== What needs to be done ==
Output each line of the material exactly as it stands.

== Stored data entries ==

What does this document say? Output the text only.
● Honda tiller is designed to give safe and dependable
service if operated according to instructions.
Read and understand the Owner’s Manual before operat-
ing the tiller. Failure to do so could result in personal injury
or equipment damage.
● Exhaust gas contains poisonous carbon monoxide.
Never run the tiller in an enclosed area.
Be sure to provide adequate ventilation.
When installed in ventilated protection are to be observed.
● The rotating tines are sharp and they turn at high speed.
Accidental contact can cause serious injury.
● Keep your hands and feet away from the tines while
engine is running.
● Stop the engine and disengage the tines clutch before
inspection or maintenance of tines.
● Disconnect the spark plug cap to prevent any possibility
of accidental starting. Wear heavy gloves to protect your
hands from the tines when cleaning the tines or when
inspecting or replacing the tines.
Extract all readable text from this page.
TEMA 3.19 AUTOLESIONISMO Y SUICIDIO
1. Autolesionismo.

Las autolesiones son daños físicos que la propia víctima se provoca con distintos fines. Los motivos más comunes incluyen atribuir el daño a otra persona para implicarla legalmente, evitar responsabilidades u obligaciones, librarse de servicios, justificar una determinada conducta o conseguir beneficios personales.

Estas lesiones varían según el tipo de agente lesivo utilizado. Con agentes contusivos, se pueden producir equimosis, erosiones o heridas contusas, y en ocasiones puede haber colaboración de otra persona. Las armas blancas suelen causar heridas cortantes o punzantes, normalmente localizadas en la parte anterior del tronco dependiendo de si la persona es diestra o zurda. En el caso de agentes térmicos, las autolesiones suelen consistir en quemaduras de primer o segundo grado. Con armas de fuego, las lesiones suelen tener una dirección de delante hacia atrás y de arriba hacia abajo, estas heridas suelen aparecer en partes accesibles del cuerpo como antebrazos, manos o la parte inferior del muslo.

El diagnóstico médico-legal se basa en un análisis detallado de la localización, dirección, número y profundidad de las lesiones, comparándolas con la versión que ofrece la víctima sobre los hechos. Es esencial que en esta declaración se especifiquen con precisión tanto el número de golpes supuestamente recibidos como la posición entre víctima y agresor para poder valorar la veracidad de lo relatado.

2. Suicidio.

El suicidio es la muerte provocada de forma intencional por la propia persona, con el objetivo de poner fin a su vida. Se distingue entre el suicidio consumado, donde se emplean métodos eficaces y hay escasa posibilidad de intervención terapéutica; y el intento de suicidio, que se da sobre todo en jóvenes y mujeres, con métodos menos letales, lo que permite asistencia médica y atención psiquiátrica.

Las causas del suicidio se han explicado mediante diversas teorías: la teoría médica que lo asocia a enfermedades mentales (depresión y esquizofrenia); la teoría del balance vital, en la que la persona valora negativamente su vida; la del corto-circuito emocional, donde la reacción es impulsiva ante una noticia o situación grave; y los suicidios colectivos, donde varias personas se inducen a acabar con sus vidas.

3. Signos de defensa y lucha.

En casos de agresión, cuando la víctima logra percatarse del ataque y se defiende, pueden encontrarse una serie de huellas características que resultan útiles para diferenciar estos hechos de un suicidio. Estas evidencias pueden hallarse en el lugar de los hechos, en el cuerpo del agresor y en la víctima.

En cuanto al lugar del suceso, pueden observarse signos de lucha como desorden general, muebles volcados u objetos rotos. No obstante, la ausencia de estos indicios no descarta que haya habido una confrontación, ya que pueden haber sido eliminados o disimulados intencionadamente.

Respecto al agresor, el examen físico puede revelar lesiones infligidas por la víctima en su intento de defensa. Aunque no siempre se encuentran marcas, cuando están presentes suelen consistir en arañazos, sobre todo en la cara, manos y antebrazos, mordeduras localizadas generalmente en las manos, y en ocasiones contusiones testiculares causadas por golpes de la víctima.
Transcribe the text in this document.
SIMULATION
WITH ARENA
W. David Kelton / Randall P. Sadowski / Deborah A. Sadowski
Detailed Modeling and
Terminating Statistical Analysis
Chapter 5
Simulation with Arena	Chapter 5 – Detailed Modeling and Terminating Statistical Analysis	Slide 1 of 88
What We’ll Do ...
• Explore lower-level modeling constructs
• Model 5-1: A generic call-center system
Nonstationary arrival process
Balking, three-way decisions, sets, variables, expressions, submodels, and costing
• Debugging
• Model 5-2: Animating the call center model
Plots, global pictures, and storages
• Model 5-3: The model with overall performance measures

== Exercise result ==
What does this document say? Output the text only.
● Honda tiller is designed to give safe and dependable
service if operated according to instructions.
Read and understand the Owner’s Manual before operat-
ing the tiller. Failure to do so could result in personal injury
or equipment damage.
● Exhaust gas contains poisonous carbon monoxide.
Never run the tiller in an enclosed area.
Be sure to provide adequate ventilation.
When installed in ventilated protection are to be observed.
● The rotating tines are sharp and they turn at high speed.
Accidental contact can cause serious injury.
● Keep your hands and feet away from the tines while
engine is running.
● Stop the engine and disengage the tines clutch before
inspection or maintenance of tines.
● Disconnect the spark plug cap to prevent any possibility
of accidental starting. Wear heavy gloves to protect your
hands from the tines when cleaning the tines or when
inspecting or replacing the tines.
Extract all readable text from this page.
TEMA 3.19 AUTOLESIONISMO Y SUICIDIO
1. Autolesionismo.

Las autolesiones son daños físicos que la propia víctima se provoca con distintos fines. Los motivos más comunes incluyen atribuir el daño a otra persona para implicarla legalmente, evitar responsabilidades u obligaciones, librarse de servicios, justificar una determinada conducta o conseguir beneficios personales.

Estas lesiones varían según el tipo de agente lesivo utilizado. Con agentes contusivos, se pueden producir equimosis, erosiones o heridas contusas, y en ocasiones puede haber colaboración de otra persona. Las armas blancas suelen causar heridas cortantes o punzantes, normalmente localizadas en la parte anterior del tronco dependiendo de si la persona es diestra o zurda. En el caso de agentes térmicos, las autolesiones suelen consistir en quemaduras de primer o segundo grado. Con armas de fuego, las lesiones suelen tener una dirección de delante hacia atrás y de arriba hacia abajo, estas heridas suelen aparecer en partes accesibles del cuerpo como antebrazos, manos o la parte inferior del muslo.

El diagnóstico médico-legal se basa en un análisis detallado de la localización, dirección, número y profundidad de las lesiones, comparándolas con la versión que ofrece la víctima sobre los hechos. Es esencial que en esta declaración se especifiquen con precisión tanto el número de golpes supuestamente recibidos como la posición entre víctima y agresor para poder valorar la veracidad de lo relatado.

2. Suicidio.

El suicidio es la muerte provocada de forma intencional por la propia persona, con el objetivo de poner fin a su vida. Se distingue entre el suicidio consumado, donde se emplean métodos eficaces y hay escasa posibilidad de intervención terapéutica; y el intento de suicidio, que se da sobre todo en jóvenes y mujeres, con métodos menos letales, lo que permite asistencia médica y atención psiquiátrica.

Las causas del suicidio se han explicado mediante diversas teorías: la teoría médica que lo asocia a enfermedades mentales (depresión y esquizofrenia); la teoría del balance vital, en la que la persona valora negativamente su vida; la del corto-circuito emocional, donde la reacción es impulsiva ante una noticia o situación grave; y los suicidios colectivos, donde varias personas se inducen a acabar con sus vidas.

3. Signos de defensa y lucha.

En casos de agresión, cuando la víctima logra percatarse del ataque y se defiende, pueden encontrarse una serie de huellas características que resultan útiles para diferenciar estos hechos de un suicidio. Estas evidencias pueden hallarse en el lugar de los hechos, en el cuerpo del agresor y en la víctima.

En cuanto al lugar del suceso, pueden observarse signos de lucha como desorden general, muebles volcados u objetos rotos. No obstante, la ausencia de estos indicios no descarta que haya habido una confrontación, ya que pueden haber sido eliminados o disimulados intencionadamente.

Respecto al agresor, el examen físico puede revelar lesiones infligidas por la víctima en su intento de defensa. Aunque no siempre se encuentran marcas, cuando están presentes suelen consistir en arañazos, sobre todo en la cara, manos y antebrazos, mordeduras localizadas generalmente en las manos, y en ocasiones contusiones testiculares causadas por golpes de la víctima.
Transcribe the text in this document.
SIMULATION
WITH ARENA
W. David Kelton / Randall P. Sadowski / Deborah A. Sadowski
Detailed Modeling and
Terminating Statistical Analysis
Chapter 5
Simulation with Arena	Chapter 5 – Detailed Modeling and Terminating Statistical Analysis	Slide 1 of 88
What We’ll Do ...
• Explore lower-level modeling constructs
• Model 5-1: A generic call-center system
Nonstationary arrival process
Balking, three-way decisions, sets, variables, expressions, submodels, and costing
• Debugging
• Model 5-2: Animating the call center model
Plots, global pictures, and storages
• Model 5-3: The model with overall performance measures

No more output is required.